- **WHAT YOU SHOULD DO**:
What lines in the entries below contain the word "trace"? Copy all of them.

Page layout parsing data
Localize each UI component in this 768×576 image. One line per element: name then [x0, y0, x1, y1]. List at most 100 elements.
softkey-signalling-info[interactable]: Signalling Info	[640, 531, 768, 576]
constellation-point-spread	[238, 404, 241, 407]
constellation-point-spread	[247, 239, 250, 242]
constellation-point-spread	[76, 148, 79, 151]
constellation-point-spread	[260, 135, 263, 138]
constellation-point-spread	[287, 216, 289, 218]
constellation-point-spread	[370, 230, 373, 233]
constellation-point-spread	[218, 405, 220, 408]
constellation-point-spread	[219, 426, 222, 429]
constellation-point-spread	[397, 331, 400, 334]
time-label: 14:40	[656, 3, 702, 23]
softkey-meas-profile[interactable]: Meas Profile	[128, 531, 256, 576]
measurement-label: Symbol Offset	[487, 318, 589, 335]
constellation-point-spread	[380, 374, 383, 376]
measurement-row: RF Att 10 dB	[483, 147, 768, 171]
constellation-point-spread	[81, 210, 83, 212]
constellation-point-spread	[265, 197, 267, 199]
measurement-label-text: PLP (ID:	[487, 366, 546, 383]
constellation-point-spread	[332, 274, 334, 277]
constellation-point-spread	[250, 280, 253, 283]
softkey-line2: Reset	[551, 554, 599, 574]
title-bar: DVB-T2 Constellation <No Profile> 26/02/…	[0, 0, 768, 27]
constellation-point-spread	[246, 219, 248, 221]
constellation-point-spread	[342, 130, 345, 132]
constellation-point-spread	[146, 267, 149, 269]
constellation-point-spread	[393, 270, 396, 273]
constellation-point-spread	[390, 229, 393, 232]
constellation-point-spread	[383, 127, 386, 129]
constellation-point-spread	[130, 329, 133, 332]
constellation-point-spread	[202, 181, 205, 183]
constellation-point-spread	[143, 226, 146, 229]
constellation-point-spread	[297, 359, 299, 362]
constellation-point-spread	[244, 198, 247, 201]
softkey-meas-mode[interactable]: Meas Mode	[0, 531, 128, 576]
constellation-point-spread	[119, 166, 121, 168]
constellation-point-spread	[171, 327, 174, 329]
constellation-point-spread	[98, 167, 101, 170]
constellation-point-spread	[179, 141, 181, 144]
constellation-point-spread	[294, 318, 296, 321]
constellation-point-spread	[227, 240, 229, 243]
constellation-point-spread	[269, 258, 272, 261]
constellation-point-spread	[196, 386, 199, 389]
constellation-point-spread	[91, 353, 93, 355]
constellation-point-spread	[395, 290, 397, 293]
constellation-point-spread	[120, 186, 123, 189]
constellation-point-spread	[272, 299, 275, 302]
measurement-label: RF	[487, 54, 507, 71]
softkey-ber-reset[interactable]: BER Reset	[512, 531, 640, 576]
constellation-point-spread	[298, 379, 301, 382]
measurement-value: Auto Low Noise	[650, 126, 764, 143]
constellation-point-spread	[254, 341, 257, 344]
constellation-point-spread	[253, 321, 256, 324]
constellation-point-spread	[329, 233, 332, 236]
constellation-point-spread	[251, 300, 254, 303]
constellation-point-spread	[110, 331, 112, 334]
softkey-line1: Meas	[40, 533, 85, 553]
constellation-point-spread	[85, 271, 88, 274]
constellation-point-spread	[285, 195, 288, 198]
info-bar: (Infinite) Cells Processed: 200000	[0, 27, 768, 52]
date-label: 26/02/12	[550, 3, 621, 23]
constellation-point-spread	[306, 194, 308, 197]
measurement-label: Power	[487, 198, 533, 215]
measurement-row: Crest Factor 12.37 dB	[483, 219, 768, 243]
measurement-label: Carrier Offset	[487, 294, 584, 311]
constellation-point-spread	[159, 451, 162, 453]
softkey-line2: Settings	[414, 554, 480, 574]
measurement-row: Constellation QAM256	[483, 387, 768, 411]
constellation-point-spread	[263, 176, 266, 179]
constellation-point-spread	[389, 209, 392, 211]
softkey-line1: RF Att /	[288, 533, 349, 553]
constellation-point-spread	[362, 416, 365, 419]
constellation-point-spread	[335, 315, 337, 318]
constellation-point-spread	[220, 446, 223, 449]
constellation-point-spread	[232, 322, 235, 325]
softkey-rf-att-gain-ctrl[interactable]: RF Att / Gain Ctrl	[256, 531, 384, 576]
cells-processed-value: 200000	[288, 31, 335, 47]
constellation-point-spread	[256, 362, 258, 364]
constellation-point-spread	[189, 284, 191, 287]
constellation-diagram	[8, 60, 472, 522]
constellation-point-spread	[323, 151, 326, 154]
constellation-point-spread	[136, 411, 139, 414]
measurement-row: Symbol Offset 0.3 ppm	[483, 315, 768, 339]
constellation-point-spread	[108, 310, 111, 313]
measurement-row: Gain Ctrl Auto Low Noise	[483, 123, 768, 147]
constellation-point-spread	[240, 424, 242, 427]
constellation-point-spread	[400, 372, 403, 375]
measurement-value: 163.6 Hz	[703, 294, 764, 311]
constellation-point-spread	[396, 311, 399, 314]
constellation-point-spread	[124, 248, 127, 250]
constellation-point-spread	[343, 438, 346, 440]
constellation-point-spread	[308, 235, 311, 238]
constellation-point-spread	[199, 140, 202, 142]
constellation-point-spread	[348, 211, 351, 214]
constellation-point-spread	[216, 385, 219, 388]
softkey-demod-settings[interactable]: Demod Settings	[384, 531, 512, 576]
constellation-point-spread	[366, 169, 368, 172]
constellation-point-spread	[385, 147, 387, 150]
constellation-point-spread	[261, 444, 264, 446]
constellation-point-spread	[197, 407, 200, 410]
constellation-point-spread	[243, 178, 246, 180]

...

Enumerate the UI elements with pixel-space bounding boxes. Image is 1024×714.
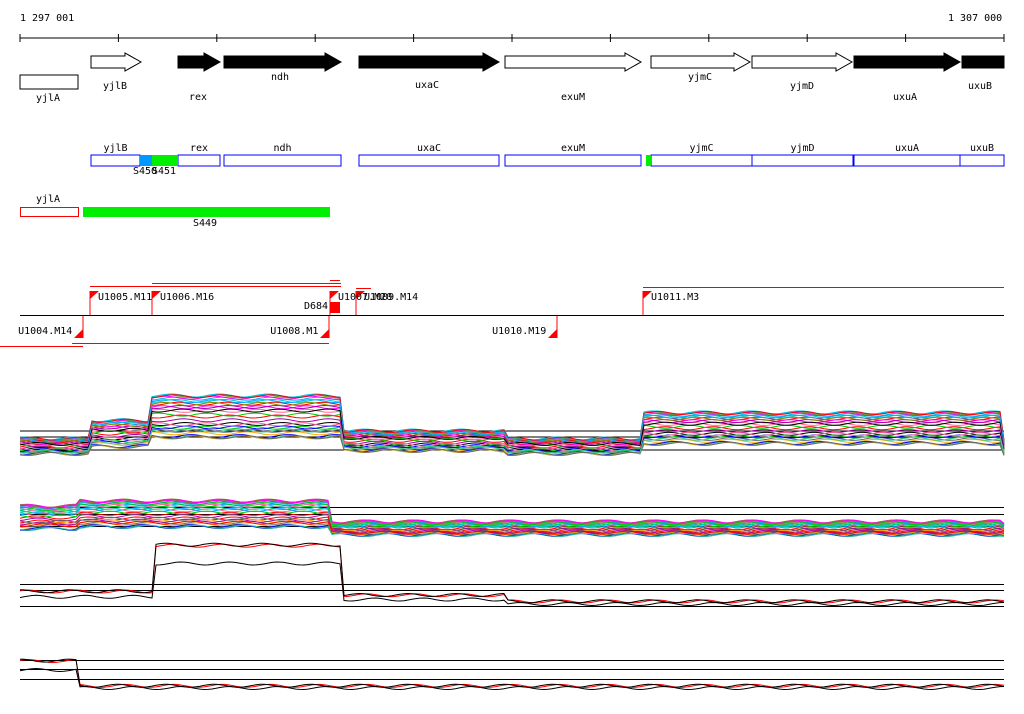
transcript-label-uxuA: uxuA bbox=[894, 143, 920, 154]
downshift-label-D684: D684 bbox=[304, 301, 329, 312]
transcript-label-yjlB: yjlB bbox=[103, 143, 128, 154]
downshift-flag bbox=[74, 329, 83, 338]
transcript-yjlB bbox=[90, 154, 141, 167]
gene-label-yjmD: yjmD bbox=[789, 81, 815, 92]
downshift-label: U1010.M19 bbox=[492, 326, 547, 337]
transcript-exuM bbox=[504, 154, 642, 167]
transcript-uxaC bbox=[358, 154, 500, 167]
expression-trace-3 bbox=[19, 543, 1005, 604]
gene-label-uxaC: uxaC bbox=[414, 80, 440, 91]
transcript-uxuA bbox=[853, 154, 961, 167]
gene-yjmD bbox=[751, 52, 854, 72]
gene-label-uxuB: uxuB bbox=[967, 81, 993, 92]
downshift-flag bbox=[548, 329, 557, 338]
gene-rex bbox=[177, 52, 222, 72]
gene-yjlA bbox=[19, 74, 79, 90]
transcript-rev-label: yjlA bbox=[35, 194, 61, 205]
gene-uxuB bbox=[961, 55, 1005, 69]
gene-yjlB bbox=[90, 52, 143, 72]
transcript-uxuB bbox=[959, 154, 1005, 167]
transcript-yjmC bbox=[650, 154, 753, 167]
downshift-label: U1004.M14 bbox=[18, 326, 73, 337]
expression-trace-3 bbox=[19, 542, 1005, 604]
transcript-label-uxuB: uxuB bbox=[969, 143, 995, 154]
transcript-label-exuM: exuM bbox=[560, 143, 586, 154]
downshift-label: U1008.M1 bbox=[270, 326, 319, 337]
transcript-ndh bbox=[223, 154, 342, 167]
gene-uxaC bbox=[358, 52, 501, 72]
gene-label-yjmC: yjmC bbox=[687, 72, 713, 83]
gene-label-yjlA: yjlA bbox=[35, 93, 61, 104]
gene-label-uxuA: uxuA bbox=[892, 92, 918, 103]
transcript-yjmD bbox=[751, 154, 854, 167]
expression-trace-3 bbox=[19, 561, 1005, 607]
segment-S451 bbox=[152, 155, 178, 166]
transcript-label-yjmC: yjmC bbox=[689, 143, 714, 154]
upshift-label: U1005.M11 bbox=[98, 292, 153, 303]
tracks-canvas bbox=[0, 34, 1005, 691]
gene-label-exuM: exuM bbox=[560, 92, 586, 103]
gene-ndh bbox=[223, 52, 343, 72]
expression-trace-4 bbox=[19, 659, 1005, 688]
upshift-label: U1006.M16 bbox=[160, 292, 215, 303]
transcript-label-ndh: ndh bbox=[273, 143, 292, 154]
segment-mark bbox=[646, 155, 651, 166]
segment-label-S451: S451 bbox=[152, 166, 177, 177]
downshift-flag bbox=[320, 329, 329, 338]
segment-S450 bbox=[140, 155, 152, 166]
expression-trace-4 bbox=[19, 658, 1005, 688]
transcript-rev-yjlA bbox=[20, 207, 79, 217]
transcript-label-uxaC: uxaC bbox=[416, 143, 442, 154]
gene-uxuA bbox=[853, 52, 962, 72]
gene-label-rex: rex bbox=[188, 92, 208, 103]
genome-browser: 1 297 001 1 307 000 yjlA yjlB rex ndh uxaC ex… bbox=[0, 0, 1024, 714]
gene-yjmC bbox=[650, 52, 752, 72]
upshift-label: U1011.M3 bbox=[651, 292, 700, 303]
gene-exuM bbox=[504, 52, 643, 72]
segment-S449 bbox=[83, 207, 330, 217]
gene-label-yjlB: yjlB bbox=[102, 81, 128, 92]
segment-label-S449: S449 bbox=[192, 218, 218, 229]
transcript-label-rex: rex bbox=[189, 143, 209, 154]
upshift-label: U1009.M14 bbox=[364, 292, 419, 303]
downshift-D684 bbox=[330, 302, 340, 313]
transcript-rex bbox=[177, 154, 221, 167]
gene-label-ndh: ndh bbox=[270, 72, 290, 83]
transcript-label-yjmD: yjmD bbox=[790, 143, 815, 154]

- **ANSWER TO THIS PROBLEM**:
expression-trace-3 bbox=[19, 543, 1005, 604]
expression-trace-3 bbox=[19, 542, 1005, 604]
expression-trace-3 bbox=[19, 561, 1005, 607]
expression-trace-4 bbox=[19, 659, 1005, 688]
expression-trace-4 bbox=[19, 658, 1005, 688]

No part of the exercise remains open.